### Stored rows:
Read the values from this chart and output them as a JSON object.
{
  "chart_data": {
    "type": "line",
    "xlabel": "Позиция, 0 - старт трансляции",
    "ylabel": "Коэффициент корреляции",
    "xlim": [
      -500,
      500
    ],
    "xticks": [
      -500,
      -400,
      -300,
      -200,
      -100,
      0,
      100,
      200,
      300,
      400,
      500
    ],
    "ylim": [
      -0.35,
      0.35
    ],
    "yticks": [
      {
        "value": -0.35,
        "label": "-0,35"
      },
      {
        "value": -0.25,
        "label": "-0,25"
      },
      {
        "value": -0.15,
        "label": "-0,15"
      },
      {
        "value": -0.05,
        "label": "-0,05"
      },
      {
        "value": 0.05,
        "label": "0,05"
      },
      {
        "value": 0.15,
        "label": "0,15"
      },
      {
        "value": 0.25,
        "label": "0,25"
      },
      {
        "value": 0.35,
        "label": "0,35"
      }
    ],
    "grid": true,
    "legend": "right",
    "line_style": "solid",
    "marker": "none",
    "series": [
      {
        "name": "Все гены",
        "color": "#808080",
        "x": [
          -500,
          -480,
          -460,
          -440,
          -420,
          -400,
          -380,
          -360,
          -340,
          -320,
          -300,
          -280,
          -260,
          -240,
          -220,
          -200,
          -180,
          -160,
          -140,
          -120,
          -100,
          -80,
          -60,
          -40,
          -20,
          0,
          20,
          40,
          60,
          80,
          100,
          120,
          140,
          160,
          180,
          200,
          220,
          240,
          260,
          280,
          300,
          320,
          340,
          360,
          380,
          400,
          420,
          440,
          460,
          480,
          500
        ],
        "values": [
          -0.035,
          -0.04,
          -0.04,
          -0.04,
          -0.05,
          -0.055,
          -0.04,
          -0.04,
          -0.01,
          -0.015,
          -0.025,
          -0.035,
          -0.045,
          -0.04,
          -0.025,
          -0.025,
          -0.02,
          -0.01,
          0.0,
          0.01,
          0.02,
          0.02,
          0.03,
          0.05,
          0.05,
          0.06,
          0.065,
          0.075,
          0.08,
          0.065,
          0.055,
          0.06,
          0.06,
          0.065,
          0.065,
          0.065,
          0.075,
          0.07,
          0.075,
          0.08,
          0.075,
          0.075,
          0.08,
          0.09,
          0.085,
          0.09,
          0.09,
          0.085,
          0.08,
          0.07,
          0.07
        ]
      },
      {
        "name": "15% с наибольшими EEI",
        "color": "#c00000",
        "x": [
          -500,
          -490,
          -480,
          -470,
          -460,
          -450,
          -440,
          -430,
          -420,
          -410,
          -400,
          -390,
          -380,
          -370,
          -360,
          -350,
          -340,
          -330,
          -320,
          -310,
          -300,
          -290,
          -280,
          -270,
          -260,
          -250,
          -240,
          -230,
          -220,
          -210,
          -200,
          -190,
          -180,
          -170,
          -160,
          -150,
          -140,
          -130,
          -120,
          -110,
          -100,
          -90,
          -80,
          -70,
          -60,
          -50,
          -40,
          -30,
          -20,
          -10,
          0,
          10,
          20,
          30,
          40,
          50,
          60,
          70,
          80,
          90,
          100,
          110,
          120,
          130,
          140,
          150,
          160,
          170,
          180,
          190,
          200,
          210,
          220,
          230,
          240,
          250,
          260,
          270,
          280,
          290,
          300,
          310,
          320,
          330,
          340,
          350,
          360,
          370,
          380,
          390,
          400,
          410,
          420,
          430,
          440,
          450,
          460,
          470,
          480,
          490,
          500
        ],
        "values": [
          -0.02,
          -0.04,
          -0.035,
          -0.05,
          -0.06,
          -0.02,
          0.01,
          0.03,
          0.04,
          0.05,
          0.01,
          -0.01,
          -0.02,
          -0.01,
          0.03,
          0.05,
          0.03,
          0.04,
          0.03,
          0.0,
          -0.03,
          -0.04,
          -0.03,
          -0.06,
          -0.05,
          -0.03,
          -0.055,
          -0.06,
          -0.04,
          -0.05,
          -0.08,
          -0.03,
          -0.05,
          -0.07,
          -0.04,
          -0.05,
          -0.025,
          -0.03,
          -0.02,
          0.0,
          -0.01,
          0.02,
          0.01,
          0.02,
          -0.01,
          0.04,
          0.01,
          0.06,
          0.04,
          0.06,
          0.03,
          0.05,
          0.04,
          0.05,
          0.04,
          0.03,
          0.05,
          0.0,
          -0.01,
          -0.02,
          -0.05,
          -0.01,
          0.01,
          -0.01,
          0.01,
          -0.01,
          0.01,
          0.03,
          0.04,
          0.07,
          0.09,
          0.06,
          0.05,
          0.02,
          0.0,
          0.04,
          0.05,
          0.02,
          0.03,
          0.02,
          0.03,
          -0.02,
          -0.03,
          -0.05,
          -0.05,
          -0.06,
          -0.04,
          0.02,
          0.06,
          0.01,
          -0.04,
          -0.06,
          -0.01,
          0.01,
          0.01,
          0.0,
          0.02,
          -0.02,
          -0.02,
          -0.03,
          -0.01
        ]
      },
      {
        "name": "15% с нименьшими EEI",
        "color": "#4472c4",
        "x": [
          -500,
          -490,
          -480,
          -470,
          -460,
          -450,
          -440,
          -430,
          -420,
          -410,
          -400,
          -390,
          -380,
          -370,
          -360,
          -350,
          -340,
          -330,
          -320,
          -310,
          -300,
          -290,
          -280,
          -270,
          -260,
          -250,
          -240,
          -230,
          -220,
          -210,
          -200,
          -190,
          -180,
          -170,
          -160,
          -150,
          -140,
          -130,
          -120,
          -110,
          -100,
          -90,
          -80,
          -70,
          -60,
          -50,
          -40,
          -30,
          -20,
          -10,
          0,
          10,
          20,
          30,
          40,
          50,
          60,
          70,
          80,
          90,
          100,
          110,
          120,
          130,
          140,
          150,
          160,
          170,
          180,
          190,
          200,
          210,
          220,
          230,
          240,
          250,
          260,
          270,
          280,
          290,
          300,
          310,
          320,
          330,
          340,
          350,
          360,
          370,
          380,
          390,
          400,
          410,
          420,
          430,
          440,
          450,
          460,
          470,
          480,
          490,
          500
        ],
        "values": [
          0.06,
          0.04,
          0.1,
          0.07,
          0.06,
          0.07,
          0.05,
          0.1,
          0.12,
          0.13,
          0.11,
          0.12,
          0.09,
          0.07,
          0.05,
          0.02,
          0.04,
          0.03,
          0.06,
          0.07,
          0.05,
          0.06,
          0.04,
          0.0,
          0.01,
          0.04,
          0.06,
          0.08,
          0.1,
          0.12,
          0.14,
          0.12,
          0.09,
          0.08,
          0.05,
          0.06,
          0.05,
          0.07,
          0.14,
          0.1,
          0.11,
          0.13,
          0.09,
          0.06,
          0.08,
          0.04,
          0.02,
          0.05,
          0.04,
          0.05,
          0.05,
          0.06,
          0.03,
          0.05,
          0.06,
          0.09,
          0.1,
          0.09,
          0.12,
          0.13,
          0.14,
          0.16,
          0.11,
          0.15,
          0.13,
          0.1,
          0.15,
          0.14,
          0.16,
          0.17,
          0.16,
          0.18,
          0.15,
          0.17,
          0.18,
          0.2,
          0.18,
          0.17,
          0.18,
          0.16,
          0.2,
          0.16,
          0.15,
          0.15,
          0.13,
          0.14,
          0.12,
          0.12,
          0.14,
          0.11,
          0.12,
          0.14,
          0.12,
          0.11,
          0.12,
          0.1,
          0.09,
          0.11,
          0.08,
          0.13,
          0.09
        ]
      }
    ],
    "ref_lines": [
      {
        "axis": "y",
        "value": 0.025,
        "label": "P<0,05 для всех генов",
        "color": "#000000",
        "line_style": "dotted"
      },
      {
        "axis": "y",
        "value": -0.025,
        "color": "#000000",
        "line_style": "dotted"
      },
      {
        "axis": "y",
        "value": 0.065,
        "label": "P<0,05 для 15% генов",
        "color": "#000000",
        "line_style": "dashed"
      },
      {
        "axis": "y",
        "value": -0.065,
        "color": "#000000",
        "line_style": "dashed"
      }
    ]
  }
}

### Exercise directions:
Select every line where the word "name" occurs.

### Task response:
        "name": "Все гены",
        "name": "15% с наибольшими EEI",
        "name": "15% с нименьшими EEI",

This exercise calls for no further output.